■ **What is expected**
Only lines holding the word "folgenden" are wanted from the records; copy all of them.

■ **Records for the task**

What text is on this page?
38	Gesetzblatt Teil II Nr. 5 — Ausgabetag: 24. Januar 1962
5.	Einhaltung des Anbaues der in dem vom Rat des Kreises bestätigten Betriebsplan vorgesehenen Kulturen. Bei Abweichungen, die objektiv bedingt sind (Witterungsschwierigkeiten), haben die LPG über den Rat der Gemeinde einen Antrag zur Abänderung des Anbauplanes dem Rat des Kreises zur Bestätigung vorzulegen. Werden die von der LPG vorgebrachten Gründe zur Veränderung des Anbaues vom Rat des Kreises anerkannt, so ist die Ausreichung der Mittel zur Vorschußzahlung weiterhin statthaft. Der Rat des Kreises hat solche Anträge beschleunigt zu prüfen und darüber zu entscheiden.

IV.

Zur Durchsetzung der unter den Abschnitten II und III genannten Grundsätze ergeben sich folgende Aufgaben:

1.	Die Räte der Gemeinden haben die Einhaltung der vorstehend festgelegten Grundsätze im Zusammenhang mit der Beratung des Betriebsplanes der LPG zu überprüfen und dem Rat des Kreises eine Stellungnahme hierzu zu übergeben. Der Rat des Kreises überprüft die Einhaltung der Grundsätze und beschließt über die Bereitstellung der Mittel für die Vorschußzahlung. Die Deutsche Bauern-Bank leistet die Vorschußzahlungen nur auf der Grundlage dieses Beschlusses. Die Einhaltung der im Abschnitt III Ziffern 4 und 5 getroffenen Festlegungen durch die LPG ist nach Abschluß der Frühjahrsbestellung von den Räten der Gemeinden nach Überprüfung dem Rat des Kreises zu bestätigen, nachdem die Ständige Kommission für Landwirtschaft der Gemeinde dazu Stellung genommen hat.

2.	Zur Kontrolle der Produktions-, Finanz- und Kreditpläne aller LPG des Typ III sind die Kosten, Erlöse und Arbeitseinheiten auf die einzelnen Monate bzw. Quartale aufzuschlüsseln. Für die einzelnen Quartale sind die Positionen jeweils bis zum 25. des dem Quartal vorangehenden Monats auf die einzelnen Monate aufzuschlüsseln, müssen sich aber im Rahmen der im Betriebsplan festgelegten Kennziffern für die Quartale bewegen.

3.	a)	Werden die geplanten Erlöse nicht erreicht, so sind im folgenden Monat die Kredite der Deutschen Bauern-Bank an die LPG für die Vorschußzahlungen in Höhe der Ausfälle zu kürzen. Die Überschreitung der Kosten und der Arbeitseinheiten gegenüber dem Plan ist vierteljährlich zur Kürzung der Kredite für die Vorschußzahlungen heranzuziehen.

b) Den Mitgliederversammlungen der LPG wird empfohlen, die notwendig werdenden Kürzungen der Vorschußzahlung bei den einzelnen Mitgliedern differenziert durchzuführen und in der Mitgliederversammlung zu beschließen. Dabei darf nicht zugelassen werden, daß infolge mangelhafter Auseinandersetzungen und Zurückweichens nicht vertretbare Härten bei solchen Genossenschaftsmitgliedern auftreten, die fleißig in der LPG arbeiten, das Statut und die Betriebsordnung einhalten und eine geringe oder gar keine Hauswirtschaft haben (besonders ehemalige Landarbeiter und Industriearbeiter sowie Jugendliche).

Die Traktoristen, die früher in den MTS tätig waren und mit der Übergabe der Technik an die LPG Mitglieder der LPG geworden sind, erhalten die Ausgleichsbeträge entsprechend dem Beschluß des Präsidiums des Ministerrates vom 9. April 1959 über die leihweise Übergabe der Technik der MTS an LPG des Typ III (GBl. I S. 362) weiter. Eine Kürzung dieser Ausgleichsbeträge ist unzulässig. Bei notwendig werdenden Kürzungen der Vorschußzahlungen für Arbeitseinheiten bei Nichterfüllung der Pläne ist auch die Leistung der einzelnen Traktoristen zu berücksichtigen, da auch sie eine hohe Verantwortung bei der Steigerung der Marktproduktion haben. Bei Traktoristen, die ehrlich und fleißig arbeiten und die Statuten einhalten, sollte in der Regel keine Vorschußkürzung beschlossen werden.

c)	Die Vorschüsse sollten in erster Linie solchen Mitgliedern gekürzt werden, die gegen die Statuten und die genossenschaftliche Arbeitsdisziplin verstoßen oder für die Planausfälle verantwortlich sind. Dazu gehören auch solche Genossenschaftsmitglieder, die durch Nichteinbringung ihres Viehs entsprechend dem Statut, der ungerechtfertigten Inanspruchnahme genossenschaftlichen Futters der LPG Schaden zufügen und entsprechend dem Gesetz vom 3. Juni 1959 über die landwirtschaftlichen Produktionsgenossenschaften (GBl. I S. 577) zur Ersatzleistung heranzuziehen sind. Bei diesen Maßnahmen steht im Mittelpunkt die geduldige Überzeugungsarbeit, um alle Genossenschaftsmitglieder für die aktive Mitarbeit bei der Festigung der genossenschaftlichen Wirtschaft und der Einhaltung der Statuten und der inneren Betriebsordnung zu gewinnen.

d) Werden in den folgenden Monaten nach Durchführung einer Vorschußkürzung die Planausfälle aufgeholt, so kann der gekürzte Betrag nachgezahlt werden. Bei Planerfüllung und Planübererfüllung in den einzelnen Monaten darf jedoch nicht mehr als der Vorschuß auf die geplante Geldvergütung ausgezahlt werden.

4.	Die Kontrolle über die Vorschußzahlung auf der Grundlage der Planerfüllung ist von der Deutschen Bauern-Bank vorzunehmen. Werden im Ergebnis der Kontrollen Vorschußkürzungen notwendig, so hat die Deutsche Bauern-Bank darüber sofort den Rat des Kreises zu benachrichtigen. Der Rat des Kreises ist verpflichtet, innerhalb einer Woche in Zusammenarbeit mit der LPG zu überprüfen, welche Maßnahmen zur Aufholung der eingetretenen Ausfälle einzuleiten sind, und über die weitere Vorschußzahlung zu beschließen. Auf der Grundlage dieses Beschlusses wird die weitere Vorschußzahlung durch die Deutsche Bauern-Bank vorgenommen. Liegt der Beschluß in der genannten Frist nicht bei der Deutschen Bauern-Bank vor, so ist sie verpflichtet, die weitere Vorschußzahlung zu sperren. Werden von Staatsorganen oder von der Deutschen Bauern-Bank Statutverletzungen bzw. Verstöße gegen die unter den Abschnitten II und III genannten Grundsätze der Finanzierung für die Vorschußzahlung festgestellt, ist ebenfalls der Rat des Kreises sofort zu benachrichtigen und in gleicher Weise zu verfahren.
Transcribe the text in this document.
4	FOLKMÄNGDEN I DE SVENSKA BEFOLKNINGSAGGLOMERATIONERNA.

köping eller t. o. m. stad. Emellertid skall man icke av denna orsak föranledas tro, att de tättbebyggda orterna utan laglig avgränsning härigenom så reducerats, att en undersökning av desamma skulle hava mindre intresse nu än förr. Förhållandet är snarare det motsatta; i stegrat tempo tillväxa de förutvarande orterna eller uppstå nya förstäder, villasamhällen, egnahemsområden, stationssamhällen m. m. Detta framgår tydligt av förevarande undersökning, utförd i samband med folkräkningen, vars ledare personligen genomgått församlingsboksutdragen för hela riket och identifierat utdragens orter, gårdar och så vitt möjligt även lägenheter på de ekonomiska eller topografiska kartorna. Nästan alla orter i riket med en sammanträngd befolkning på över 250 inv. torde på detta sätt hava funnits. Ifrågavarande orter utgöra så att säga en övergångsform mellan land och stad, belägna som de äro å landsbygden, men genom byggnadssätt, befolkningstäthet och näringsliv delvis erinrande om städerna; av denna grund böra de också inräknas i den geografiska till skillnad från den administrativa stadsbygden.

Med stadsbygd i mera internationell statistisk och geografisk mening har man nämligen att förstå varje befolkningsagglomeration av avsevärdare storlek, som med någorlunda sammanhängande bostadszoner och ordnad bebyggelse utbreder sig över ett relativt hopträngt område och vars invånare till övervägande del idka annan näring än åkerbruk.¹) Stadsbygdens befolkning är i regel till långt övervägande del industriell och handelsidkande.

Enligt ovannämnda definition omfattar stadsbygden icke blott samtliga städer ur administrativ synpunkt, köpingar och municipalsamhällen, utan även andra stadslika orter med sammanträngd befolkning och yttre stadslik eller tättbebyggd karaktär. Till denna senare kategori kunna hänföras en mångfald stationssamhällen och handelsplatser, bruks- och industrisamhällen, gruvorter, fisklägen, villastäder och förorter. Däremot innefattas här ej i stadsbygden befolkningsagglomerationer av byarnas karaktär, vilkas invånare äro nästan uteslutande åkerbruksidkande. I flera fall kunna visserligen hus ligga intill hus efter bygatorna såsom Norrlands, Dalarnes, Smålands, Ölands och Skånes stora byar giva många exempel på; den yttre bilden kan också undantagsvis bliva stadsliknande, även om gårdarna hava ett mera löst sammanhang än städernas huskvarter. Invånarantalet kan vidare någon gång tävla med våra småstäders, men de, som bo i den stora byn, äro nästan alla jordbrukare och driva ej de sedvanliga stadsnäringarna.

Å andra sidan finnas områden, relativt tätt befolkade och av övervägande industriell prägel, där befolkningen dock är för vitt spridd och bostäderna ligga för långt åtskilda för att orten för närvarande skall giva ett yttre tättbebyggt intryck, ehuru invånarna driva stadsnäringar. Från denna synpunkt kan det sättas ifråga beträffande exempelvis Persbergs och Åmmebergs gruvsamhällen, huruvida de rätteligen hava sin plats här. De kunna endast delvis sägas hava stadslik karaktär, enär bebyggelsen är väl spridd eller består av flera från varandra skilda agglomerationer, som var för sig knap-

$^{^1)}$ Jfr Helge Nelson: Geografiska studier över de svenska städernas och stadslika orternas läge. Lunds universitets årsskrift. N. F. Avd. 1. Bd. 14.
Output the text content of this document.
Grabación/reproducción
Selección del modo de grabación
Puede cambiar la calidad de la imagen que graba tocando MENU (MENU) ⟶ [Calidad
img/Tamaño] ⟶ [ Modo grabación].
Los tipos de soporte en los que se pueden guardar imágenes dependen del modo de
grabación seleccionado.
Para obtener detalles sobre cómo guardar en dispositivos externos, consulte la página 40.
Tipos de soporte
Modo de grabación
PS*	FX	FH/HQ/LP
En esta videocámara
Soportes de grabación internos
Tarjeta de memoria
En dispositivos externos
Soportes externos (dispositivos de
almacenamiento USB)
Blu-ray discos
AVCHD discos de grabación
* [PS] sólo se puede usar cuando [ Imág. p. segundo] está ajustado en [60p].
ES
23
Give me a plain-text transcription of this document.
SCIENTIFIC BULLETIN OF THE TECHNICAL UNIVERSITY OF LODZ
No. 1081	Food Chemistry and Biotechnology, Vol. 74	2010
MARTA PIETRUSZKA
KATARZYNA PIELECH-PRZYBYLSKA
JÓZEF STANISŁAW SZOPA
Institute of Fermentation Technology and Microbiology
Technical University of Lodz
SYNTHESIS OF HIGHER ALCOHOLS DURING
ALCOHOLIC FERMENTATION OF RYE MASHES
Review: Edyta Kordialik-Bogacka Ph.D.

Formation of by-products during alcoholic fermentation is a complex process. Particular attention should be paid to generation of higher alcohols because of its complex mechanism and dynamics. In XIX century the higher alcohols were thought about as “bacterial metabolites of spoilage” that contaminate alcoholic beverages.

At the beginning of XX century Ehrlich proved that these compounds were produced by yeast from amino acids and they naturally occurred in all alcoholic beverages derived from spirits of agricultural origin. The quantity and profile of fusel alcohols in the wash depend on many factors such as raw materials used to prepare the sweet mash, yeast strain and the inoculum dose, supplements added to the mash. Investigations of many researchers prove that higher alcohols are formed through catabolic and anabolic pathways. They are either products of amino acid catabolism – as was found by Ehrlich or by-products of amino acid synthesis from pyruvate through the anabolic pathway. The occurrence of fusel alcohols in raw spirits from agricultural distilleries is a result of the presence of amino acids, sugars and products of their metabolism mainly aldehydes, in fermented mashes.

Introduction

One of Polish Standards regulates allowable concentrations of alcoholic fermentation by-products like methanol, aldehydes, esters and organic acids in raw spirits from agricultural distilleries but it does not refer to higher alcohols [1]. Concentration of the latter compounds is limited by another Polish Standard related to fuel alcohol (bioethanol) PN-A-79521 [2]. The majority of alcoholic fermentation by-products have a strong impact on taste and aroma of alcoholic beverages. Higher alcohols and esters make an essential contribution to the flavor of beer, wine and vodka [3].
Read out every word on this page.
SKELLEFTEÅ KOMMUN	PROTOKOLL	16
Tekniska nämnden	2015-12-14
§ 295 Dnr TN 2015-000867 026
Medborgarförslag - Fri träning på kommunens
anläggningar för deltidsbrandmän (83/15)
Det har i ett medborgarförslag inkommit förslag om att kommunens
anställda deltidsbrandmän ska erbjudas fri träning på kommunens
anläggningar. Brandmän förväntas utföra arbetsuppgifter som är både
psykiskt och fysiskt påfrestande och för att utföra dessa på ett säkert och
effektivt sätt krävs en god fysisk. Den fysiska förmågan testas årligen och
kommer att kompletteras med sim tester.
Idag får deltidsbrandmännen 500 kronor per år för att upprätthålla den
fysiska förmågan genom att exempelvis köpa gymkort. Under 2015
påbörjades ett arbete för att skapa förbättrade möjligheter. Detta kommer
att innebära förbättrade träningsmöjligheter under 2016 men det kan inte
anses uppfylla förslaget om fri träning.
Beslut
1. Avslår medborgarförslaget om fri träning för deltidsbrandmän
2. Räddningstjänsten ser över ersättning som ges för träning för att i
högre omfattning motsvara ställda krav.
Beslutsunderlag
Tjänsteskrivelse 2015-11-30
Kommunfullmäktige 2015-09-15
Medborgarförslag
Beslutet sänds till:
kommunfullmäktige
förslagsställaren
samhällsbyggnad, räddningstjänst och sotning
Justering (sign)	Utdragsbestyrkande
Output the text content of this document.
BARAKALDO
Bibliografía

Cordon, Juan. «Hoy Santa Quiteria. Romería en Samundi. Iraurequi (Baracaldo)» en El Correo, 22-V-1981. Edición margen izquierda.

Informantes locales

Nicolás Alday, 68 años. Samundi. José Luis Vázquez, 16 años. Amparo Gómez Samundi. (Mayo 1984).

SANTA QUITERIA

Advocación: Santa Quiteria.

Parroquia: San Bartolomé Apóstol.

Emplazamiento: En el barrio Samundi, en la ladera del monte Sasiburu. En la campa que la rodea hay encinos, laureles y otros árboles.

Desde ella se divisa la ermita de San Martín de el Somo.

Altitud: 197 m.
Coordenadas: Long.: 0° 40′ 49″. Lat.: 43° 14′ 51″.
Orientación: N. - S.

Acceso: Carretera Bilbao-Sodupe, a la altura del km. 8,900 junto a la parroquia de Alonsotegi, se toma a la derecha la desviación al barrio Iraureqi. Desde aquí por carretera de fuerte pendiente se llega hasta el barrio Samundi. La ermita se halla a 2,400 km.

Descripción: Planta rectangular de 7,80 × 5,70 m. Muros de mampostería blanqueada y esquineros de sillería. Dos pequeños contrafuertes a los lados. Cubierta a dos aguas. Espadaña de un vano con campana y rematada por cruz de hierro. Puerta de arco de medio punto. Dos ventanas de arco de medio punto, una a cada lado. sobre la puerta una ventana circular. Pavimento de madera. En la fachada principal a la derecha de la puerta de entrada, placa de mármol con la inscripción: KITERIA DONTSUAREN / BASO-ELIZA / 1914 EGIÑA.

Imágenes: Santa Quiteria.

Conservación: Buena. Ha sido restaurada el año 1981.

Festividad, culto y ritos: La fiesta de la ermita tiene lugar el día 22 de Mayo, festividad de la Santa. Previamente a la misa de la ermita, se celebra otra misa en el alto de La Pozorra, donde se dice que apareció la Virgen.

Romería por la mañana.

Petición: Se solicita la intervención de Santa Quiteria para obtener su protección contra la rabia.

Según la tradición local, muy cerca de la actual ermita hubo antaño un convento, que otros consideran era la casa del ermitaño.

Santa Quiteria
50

■ **Answer below**
3.	a)	Werden die geplanten Erlöse nicht erreicht, so sind im folgenden Monat die Kredite der Deutschen Bauern-Bank an die LPG für die Vorschußzahlungen in Höhe der Ausfälle zu kürzen. Die Überschreitung der Kosten und der Arbeitseinheiten gegenüber dem Plan ist vierteljährlich zur Kürzung der Kredite für die Vorschußzahlungen heranzuziehen.
d) Werden in den folgenden Monaten nach Durchführung einer Vorschußkürzung die Planausfälle aufgeholt, so kann der gekürzte Betrag nachgezahlt werden. Bei Planerfüllung und Planübererfüllung in den einzelnen Monaten darf jedoch nicht mehr als der Vorschuß auf die geplante Geldvergütung ausgezahlt werden.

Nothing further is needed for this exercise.